══ Material to process
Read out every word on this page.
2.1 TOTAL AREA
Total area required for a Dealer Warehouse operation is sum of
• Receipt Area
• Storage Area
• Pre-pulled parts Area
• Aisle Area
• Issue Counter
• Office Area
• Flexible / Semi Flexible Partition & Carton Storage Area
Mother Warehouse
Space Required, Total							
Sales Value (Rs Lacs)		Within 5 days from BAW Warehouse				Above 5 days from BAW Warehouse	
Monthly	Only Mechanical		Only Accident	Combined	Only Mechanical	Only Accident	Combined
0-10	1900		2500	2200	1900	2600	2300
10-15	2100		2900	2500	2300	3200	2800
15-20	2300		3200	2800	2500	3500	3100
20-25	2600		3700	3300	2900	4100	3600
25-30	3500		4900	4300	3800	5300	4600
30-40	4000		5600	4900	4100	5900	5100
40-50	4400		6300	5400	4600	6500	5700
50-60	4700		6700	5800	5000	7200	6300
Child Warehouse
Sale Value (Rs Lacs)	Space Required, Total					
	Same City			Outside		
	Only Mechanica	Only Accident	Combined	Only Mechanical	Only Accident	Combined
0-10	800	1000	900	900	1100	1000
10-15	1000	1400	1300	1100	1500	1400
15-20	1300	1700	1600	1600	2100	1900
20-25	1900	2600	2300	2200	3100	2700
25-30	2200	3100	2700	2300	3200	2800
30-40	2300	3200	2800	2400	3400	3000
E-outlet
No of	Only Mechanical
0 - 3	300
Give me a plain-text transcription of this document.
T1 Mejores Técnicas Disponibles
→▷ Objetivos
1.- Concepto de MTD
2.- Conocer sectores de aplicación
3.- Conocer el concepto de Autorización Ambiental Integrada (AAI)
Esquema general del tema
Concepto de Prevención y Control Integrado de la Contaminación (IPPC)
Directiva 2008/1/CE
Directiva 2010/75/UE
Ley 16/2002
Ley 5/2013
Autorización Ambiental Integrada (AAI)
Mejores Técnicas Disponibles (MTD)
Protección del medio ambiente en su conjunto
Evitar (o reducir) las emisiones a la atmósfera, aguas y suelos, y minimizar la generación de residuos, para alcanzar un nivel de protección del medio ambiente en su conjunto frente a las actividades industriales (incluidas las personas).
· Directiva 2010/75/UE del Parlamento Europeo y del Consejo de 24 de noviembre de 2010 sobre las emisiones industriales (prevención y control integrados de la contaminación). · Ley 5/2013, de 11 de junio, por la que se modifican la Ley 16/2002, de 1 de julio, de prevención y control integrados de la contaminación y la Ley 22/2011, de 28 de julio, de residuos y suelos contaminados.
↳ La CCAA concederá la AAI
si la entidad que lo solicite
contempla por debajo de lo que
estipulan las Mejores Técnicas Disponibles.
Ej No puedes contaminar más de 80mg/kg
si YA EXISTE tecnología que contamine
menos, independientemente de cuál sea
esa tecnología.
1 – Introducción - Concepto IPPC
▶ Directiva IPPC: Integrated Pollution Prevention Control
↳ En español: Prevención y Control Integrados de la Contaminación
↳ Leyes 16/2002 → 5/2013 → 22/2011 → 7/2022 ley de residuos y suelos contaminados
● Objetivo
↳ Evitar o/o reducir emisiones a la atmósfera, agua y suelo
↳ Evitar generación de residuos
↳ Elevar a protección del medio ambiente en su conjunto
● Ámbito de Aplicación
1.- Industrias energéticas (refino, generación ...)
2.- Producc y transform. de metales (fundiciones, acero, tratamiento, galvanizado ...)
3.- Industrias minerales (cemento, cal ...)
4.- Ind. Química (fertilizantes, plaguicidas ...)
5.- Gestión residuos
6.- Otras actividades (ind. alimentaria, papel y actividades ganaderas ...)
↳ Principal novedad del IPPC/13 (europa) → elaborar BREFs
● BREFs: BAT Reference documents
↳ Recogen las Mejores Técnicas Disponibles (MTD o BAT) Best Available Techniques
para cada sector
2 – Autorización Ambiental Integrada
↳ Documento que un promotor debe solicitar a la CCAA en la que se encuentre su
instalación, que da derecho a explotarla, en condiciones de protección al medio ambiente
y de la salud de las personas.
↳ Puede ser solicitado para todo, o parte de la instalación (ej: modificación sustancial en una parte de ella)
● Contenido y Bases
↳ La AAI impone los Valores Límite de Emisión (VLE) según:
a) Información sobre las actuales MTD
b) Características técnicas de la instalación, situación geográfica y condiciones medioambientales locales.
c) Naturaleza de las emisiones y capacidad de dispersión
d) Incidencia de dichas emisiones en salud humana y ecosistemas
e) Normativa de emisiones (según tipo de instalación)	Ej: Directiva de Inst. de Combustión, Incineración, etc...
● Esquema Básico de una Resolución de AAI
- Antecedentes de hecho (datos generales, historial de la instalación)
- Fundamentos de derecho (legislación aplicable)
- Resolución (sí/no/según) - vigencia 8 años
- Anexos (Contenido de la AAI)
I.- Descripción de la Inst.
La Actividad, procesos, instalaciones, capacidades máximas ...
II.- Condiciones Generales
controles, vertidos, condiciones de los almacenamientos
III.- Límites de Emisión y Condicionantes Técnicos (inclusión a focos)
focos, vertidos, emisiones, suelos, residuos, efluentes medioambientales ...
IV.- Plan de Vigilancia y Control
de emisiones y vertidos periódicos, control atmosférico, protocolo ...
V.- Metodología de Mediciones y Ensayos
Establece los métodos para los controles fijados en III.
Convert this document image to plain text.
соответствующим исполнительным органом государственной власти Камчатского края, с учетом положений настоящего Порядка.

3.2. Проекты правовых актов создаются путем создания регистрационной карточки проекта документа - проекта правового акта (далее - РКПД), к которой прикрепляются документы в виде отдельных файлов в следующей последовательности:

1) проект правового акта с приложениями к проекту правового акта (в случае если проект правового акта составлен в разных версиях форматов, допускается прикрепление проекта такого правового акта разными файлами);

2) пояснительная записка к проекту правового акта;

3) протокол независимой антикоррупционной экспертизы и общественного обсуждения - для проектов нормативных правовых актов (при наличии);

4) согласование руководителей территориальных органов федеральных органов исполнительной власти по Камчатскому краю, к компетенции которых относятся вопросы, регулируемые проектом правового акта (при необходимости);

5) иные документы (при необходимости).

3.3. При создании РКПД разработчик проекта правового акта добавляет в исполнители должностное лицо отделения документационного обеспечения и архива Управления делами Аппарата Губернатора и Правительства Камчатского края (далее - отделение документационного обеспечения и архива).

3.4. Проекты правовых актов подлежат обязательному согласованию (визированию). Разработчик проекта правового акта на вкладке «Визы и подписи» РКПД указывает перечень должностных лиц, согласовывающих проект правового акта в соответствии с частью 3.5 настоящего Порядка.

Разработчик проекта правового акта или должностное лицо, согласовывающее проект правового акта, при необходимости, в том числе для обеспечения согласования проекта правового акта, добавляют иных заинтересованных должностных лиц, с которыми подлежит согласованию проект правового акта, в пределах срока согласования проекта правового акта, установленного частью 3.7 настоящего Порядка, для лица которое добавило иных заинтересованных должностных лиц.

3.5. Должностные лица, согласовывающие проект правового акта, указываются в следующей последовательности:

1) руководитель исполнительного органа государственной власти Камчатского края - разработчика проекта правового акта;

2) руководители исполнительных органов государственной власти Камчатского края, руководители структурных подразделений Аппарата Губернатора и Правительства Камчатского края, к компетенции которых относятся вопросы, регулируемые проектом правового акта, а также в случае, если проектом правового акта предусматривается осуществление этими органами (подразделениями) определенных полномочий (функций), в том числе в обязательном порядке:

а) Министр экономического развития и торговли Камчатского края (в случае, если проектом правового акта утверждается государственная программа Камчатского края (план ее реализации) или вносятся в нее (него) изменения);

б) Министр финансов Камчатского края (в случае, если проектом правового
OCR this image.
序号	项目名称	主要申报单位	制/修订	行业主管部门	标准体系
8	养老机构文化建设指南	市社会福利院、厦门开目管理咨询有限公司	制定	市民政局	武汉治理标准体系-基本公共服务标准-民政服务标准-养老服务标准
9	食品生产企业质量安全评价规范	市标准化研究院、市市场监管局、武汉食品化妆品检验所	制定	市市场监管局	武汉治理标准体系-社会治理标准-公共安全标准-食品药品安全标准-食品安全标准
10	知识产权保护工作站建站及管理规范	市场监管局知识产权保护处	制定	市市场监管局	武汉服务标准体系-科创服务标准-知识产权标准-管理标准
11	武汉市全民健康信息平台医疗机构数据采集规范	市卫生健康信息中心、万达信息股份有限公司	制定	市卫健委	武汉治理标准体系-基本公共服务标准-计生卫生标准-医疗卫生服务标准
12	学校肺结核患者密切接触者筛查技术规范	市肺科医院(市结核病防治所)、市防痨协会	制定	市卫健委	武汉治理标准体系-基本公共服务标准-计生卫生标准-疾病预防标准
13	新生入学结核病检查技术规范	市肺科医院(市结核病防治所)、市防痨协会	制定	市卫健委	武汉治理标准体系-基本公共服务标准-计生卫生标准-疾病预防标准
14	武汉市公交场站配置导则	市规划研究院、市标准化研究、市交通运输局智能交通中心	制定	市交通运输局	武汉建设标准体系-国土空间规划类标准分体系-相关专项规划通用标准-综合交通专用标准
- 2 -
════
How many lines of these entries contain "industriales"? Answer with the number and nothing else.

Result for this exercise -
2